# Goal:
Copy the entries below exactly. Images do not belong in the copy.

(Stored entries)
▼

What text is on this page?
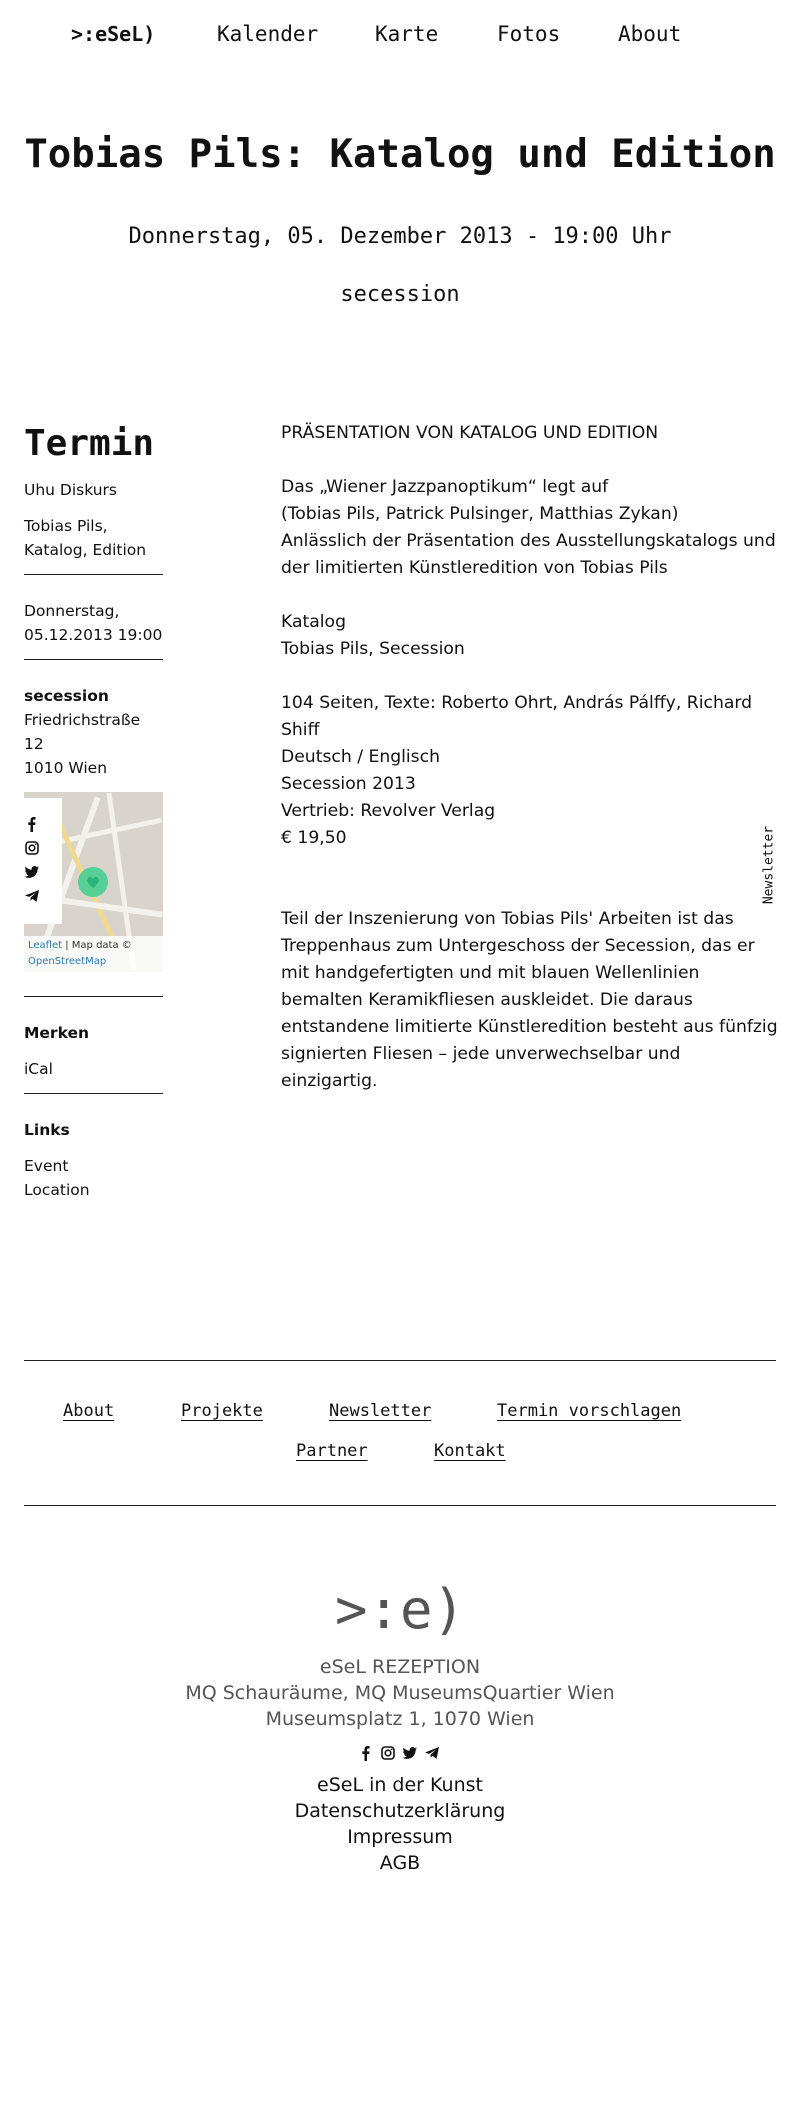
>:eSeL)	Kalender	Karte	Fotos	About
Tobias Pils: Katalog und Edition
Donnerstag, 05. Dezember 2013 - 19:00 Uhr
secession
Termin

Uhu Diskurs

Tobias Pils,
Katalog, Edition

Donnerstag,
05.12.2013 19:00

secession
Friedrichstraße 12
1010 Wien
Leaflet | Map data ©
OpenStreetMap

Merken

iCal

Links

Event
Location

PRÄSENTATION VON KATALOG UND EDITION

Das „Wiener Jazzpanoptikum“ legt auf
(Tobias Pils, Patrick Pulsinger, Matthias Zykan)
Anlässlich der Präsentation des Ausstellungskatalogs und der limitierten Künstleredition von Tobias Pils

Katalog
Tobias Pils, Secession

104 Seiten, Texte: Roberto Ohrt, András Pálffy, Richard Shiff
Deutsch / Englisch
Secession 2013
Vertrieb: Revolver Verlag
€ 19,50

Teil der Inszenierung von Tobias Pils' Arbeiten ist das Treppenhaus zum Untergeschoss der Secession, das er mit handgefertigten und mit blauen Wellenlinien bemalten Keramikfliesen auskleidet. Die daraus entstandene limitierte Künstleredition besteht aus fünfzig signierten Fliesen – jede unverwechselbar und einzigartig.

Newsletter
About	Projekte	Newsletter	Termin vorschlagen
Partner	Kontakt
>:e)
eSeL REZEPTION
MQ Schauräume, MQ MuseumsQuartier Wien
Museumsplatz 1, 1070 Wien
eSeL in der Kunst
Datenschutzerklärung
Impressum
AGB
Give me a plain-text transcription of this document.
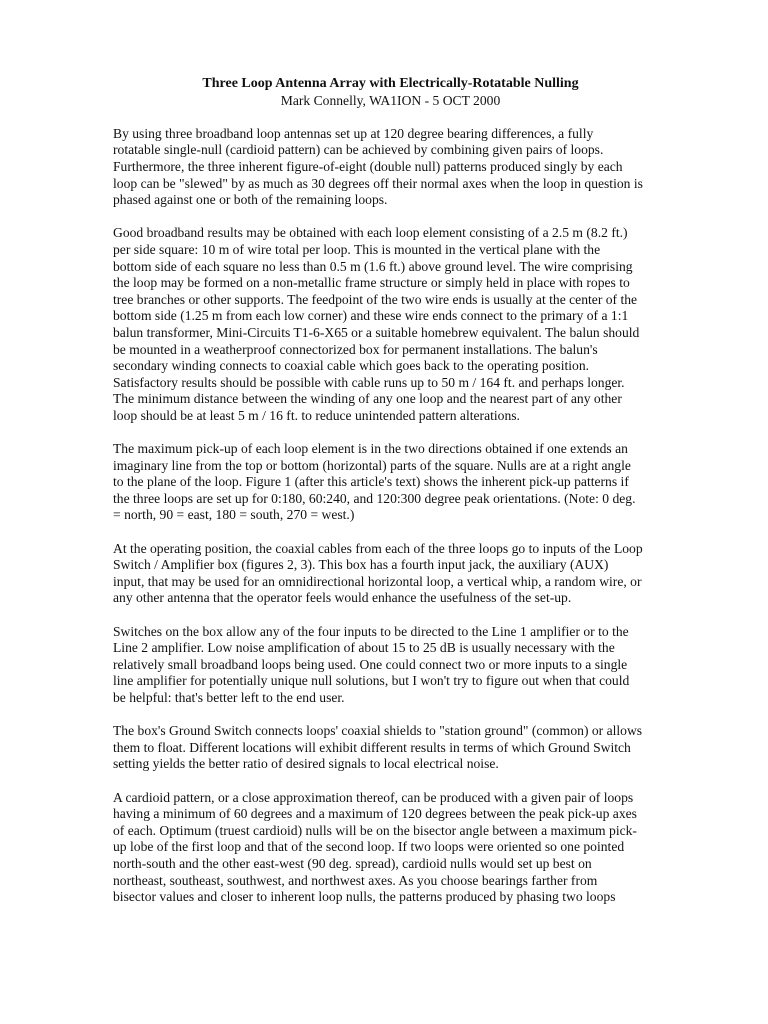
Three Loop Antenna Array with Electrically-Rotatable Nulling

Mark Connelly, WA1ION - 5 OCT 2000

By using three broadband loop antennas set up at 120 degree bearing differences, a fully
rotatable single-null (cardioid pattern) can be achieved by combining given pairs of loops.
Furthermore, the three inherent figure-of-eight (double null) patterns produced singly by each
loop can be "slewed" by as much as 30 degrees off their normal axes when the loop in question is
phased against one or both of the remaining loops.

Good broadband results may be obtained with each loop element consisting of a 2.5 m (8.2 ft.)
per side square: 10 m of wire total per loop. This is mounted in the vertical plane with the
bottom side of each square no less than 0.5 m (1.6 ft.) above ground level. The wire comprising
the loop may be formed on a non-metallic frame structure or simply held in place with ropes to
tree branches or other supports. The feedpoint of the two wire ends is usually at the center of the
bottom side (1.25 m from each low corner) and these wire ends connect to the primary of a 1:1
balun transformer, Mini-Circuits T1-6-X65 or a suitable homebrew equivalent. The balun should
be mounted in a weatherproof connectorized box for permanent installations. The balun's
secondary winding connects to coaxial cable which goes back to the operating position.
Satisfactory results should be possible with cable runs up to 50 m / 164 ft. and perhaps longer.
The minimum distance between the winding of any one loop and the nearest part of any other
loop should be at least 5 m / 16 ft. to reduce unintended pattern alterations.

The maximum pick-up of each loop element is in the two directions obtained if one extends an
imaginary line from the top or bottom (horizontal) parts of the square. Nulls are at a right angle
to the plane of the loop. Figure 1 (after this article's text) shows the inherent pick-up patterns if
the three loops are set up for 0:180, 60:240, and 120:300 degree peak orientations. (Note: 0 deg.
= north, 90 = east, 180 = south, 270 = west.)

At the operating position, the coaxial cables from each of the three loops go to inputs of the Loop
Switch / Amplifier box (figures 2, 3). This box has a fourth input jack, the auxiliary (AUX)
input, that may be used for an omnidirectional horizontal loop, a vertical whip, a random wire, or
any other antenna that the operator feels would enhance the usefulness of the set-up.

Switches on the box allow any of the four inputs to be directed to the Line 1 amplifier or to the
Line 2 amplifier. Low noise amplification of about 15 to 25 dB is usually necessary with the
relatively small broadband loops being used. One could connect two or more inputs to a single
line amplifier for potentially unique null solutions, but I won't try to figure out when that could
be helpful: that's better left to the end user.

The box's Ground Switch connects loops' coaxial shields to "station ground" (common) or allows
them to float. Different locations will exhibit different results in terms of which Ground Switch
setting yields the better ratio of desired signals to local electrical noise.

A cardioid pattern, or a close approximation thereof, can be produced with a given pair of loops
having a minimum of 60 degrees and a maximum of 120 degrees between the peak pick-up axes
of each. Optimum (truest cardioid) nulls will be on the bisector angle between a maximum pick-
up lobe of the first loop and that of the second loop. If two loops were oriented so one pointed
north-south and the other east-west (90 deg. spread), cardioid nulls would set up best on
northeast, southeast, southwest, and northwest axes. As you choose bearings farther from
bisector values and closer to inherent loop nulls, the patterns produced by phasing two loops
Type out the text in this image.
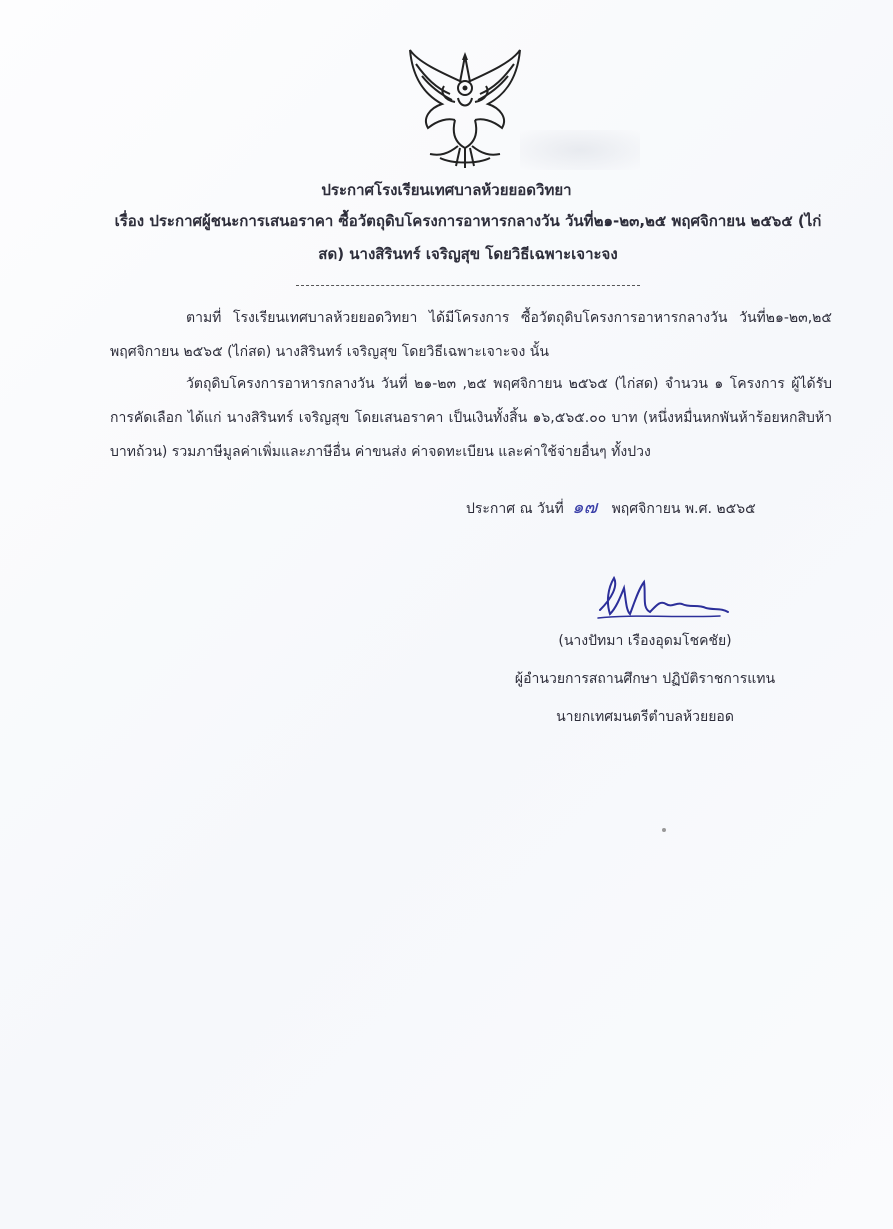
ประกาศโรงเรียนเทศบาลห้วยยอดวิทยา
เรื่อง ประกาศผู้ชนะการเสนอราคา ซื้อวัตถุดิบโครงการอาหารกลางวัน วันที่๒๑-๒๓,๒๕ พฤศจิกายน ๒๕๖๕ (ไก่สด) นางสิรินทร์ เจริญสุข โดยวิธีเฉพาะเจาะจง
ตามที่ โรงเรียนเทศบาลห้วยยอดวิทยา ได้มีโครงการ ซื้อวัตถุดิบโครงการอาหารกลางวัน วันที่๒๑-๒๓,๒๕ พฤศจิกายน ๒๕๖๕ (ไก่สด) นางสิรินทร์ เจริญสุข โดยวิธีเฉพาะเจาะจง นั้น
วัตถุดิบโครงการอาหารกลางวัน วันที่ ๒๑-๒๓ ,๒๕ พฤศจิกายน ๒๕๖๕ (ไก่สด) จำนวน ๑ โครงการ ผู้ได้รับการคัดเลือก ได้แก่ นางสิรินทร์ เจริญสุข โดยเสนอราคา เป็นเงินทั้งสิ้น ๑๖,๕๖๕.๐๐ บาท (หนึ่งหมื่นหกพันห้าร้อยหกสิบห้าบาทถ้วน) รวมภาษีมูลค่าเพิ่มและภาษีอื่น ค่าขนส่ง ค่าจดทะเบียน และค่าใช้จ่ายอื่นๆ ทั้งปวง
ประกาศ ณ วันที่ ๑๗ พฤศจิกายน พ.ศ. ๒๕๖๕
(นางปัทมา เรืองอุดมโชคชัย)
ผู้อำนวยการสถานศึกษา ปฏิบัติราชการแทน
นายกเทศมนตรีตำบลห้วยยอด
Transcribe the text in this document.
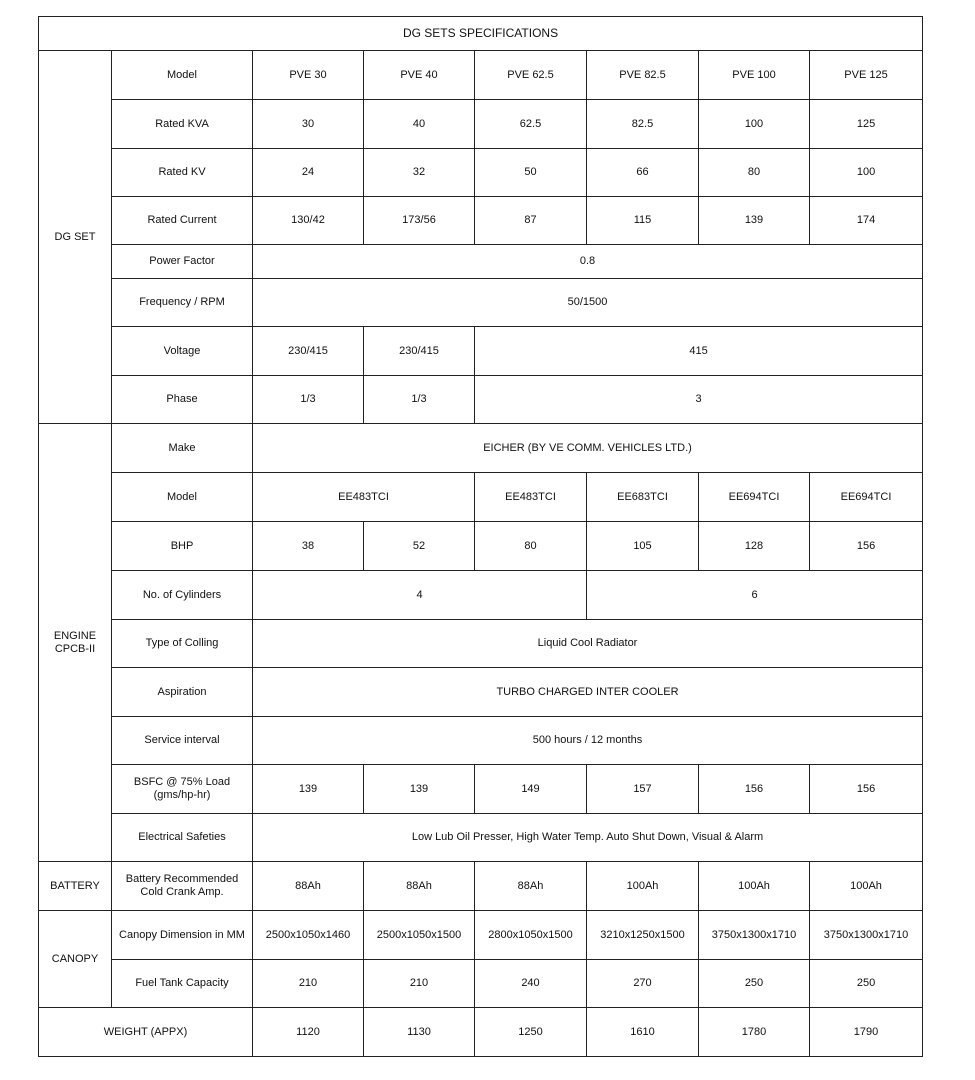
DG SETS SPECIFICATIONS							
DG SET	Model	PVE 30	PVE 40	PVE 62.5	PVE 82.5	PVE 100	PVE 125
	Rated KVA	30	40	62.5	82.5	100	125
	Rated KV	24	32	50	66	80	100
	Rated Current	130/42	173/56	87	115	139	174
	Power Factor	0.8					
	Frequency / RPM	50/1500					
	Voltage	230/415	230/415	415			
	Phase	1/3	1/3	3			
ENGINE CPCB-II	Make	EICHER (BY VE COMM. VEHICLES LTD.)					
	Model	EE483TCI		EE483TCI	EE683TCI	EE694TCI	EE694TCI
	BHP	38	52	80	105	128	156
	No. of Cylinders	4			6		
	Type of Colling	Liquid Cool Radiator					
	Aspiration	TURBO CHARGED INTER COOLER					
	Service interval	500 hours / 12 months					
	BSFC @ 75% Load (gms/hp-hr)	139	139	149	157	156	156
	Electrical Safeties	Low Lub Oil Presser, High Water Temp. Auto Shut Down, Visual & Alarm					
BATTERY	Battery Recommended Cold Crank Amp.	88Ah	88Ah	88Ah	100Ah	100Ah	100Ah
CANOPY	Canopy Dimension in MM	2500x1050x1460	2500x1050x1500	2800x1050x1500	3210x1250x1500	3750x1300x1710	3750x1300x1710
	Fuel Tank Capacity	210	210	240	270	250	250
WEIGHT (APPX)		1120	1130	1250	1610	1780	1790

▲

# Written response:
What text is on this page?
>:eSeL)	Kalender	Karte	Fotos	About
Tobias Pils: Katalog und Edition
Donnerstag, 05. Dezember 2013 - 19:00 Uhr
secession
Termin

Uhu Diskurs

Tobias Pils,
Katalog, Edition

Donnerstag,
05.12.2013 19:00

secession
Friedrichstraße 12
1010 Wien
Leaflet | Map data ©
OpenStreetMap

Merken

iCal

Links

Event
Location

PRÄSENTATION VON KATALOG UND EDITION

Das „Wiener Jazzpanoptikum“ legt auf
(Tobias Pils, Patrick Pulsinger, Matthias Zykan)
Anlässlich der Präsentation des Ausstellungskatalogs und der limitierten Künstleredition von Tobias Pils

Katalog
Tobias Pils, Secession

104 Seiten, Texte: Roberto Ohrt, András Pálffy, Richard Shiff
Deutsch / Englisch
Secession 2013
Vertrieb: Revolver Verlag
€ 19,50

Teil der Inszenierung von Tobias Pils' Arbeiten ist das Treppenhaus zum Untergeschoss der Secession, das er mit handgefertigten und mit blauen Wellenlinien bemalten Keramikfliesen auskleidet. Die daraus entstandene limitierte Künstleredition besteht aus fünfzig signierten Fliesen – jede unverwechselbar und einzigartig.

Newsletter
About	Projekte	Newsletter	Termin vorschlagen
Partner	Kontakt
>:e)
eSeL REZEPTION
MQ Schauräume, MQ MuseumsQuartier Wien
Museumsplatz 1, 1070 Wien
eSeL in der Kunst
Datenschutzerklärung
Impressum
AGB
Give me a plain-text transcription of this document.
Three Loop Antenna Array with Electrically-Rotatable Nulling

Mark Connelly, WA1ION - 5 OCT 2000

By using three broadband loop antennas set up at 120 degree bearing differences, a fully
rotatable single-null (cardioid pattern) can be achieved by combining given pairs of loops.
Furthermore, the three inherent figure-of-eight (double null) patterns produced singly by each
loop can be "slewed" by as much as 30 degrees off their normal axes when the loop in question is
phased against one or both of the remaining loops.

Good broadband results may be obtained with each loop element consisting of a 2.5 m (8.2 ft.)
per side square: 10 m of wire total per loop. This is mounted in the vertical plane with the
bottom side of each square no less than 0.5 m (1.6 ft.) above ground level. The wire comprising
the loop may be formed on a non-metallic frame structure or simply held in place with ropes to
tree branches or other supports. The feedpoint of the two wire ends is usually at the center of the
bottom side (1.25 m from each low corner) and these wire ends connect to the primary of a 1:1
balun transformer, Mini-Circuits T1-6-X65 or a suitable homebrew equivalent. The balun should
be mounted in a weatherproof connectorized box for permanent installations. The balun's
secondary winding connects to coaxial cable which goes back to the operating position.
Satisfactory results should be possible with cable runs up to 50 m / 164 ft. and perhaps longer.
The minimum distance between the winding of any one loop and the nearest part of any other
loop should be at least 5 m / 16 ft. to reduce unintended pattern alterations.

The maximum pick-up of each loop element is in the two directions obtained if one extends an
imaginary line from the top or bottom (horizontal) parts of the square. Nulls are at a right angle
to the plane of the loop. Figure 1 (after this article's text) shows the inherent pick-up patterns if
the three loops are set up for 0:180, 60:240, and 120:300 degree peak orientations. (Note: 0 deg.
= north, 90 = east, 180 = south, 270 = west.)

At the operating position, the coaxial cables from each of the three loops go to inputs of the Loop
Switch / Amplifier box (figures 2, 3). This box has a fourth input jack, the auxiliary (AUX)
input, that may be used for an omnidirectional horizontal loop, a vertical whip, a random wire, or
any other antenna that the operator feels would enhance the usefulness of the set-up.

Switches on the box allow any of the four inputs to be directed to the Line 1 amplifier or to the
Line 2 amplifier. Low noise amplification of about 15 to 25 dB is usually necessary with the
relatively small broadband loops being used. One could connect two or more inputs to a single
line amplifier for potentially unique null solutions, but I won't try to figure out when that could
be helpful: that's better left to the end user.

The box's Ground Switch connects loops' coaxial shields to "station ground" (common) or allows
them to float. Different locations will exhibit different results in terms of which Ground Switch
setting yields the better ratio of desired signals to local electrical noise.

A cardioid pattern, or a close approximation thereof, can be produced with a given pair of loops
having a minimum of 60 degrees and a maximum of 120 degrees between the peak pick-up axes
of each. Optimum (truest cardioid) nulls will be on the bisector angle between a maximum pick-
up lobe of the first loop and that of the second loop. If two loops were oriented so one pointed
north-south and the other east-west (90 deg. spread), cardioid nulls would set up best on
northeast, southeast, southwest, and northwest axes. As you choose bearings farther from
bisector values and closer to inherent loop nulls, the patterns produced by phasing two loops
Type out the text in this image.
ประกาศโรงเรียนเทศบาลห้วยยอดวิทยา
เรื่อง ประกาศผู้ชนะการเสนอราคา ซื้อวัตถุดิบโครงการอาหารกลางวัน วันที่๒๑-๒๓,๒๕ พฤศจิกายน ๒๕๖๕ (ไก่สด) นางสิรินทร์ เจริญสุข โดยวิธีเฉพาะเจาะจง
ตามที่ โรงเรียนเทศบาลห้วยยอดวิทยา ได้มีโครงการ ซื้อวัตถุดิบโครงการอาหารกลางวัน วันที่๒๑-๒๓,๒๕ พฤศจิกายน ๒๕๖๕ (ไก่สด) นางสิรินทร์ เจริญสุข โดยวิธีเฉพาะเจาะจง นั้น
วัตถุดิบโครงการอาหารกลางวัน วันที่ ๒๑-๒๓ ,๒๕ พฤศจิกายน ๒๕๖๕ (ไก่สด) จำนวน ๑ โครงการ ผู้ได้รับการคัดเลือก ได้แก่ นางสิรินทร์ เจริญสุข โดยเสนอราคา เป็นเงินทั้งสิ้น ๑๖,๕๖๕.๐๐ บาท (หนึ่งหมื่นหกพันห้าร้อยหกสิบห้าบาทถ้วน) รวมภาษีมูลค่าเพิ่มและภาษีอื่น ค่าขนส่ง ค่าจดทะเบียน และค่าใช้จ่ายอื่นๆ ทั้งปวง
ประกาศ ณ วันที่ ๑๗ พฤศจิกายน พ.ศ. ๒๕๖๕
(นางปัทมา เรืองอุดมโชคชัย)
ผู้อำนวยการสถานศึกษา ปฏิบัติราชการแทน
นายกเทศมนตรีตำบลห้วยยอด
Transcribe the text in this document.
DG SETS SPECIFICATIONS							
DG SET	Model	PVE 30	PVE 40	PVE 62.5	PVE 82.5	PVE 100	PVE 125
	Rated KVA	30	40	62.5	82.5	100	125
	Rated KV	24	32	50	66	80	100
	Rated Current	130/42	173/56	87	115	139	174
	Power Factor	0.8					
	Frequency / RPM	50/1500					
	Voltage	230/415	230/415	415			
	Phase	1/3	1/3	3			
ENGINE CPCB-II	Make	EICHER (BY VE COMM. VEHICLES LTD.)					
	Model	EE483TCI		EE483TCI	EE683TCI	EE694TCI	EE694TCI
	BHP	38	52	80	105	128	156
	No. of Cylinders	4			6		
	Type of Colling	Liquid Cool Radiator					
	Aspiration	TURBO CHARGED INTER COOLER					
	Service interval	500 hours / 12 months					
	BSFC @ 75% Load (gms/hp-hr)	139	139	149	157	156	156
	Electrical Safeties	Low Lub Oil Presser, High Water Temp. Auto Shut Down, Visual & Alarm					
BATTERY	Battery Recommended Cold Crank Amp.	88Ah	88Ah	88Ah	100Ah	100Ah	100Ah
CANOPY	Canopy Dimension in MM	2500x1050x1460	2500x1050x1500	2800x1050x1500	3210x1250x1500	3750x1300x1710	3750x1300x1710
	Fuel Tank Capacity	210	210	240	270	250	250
WEIGHT (APPX)		1120	1130	1250	1610	1780	1790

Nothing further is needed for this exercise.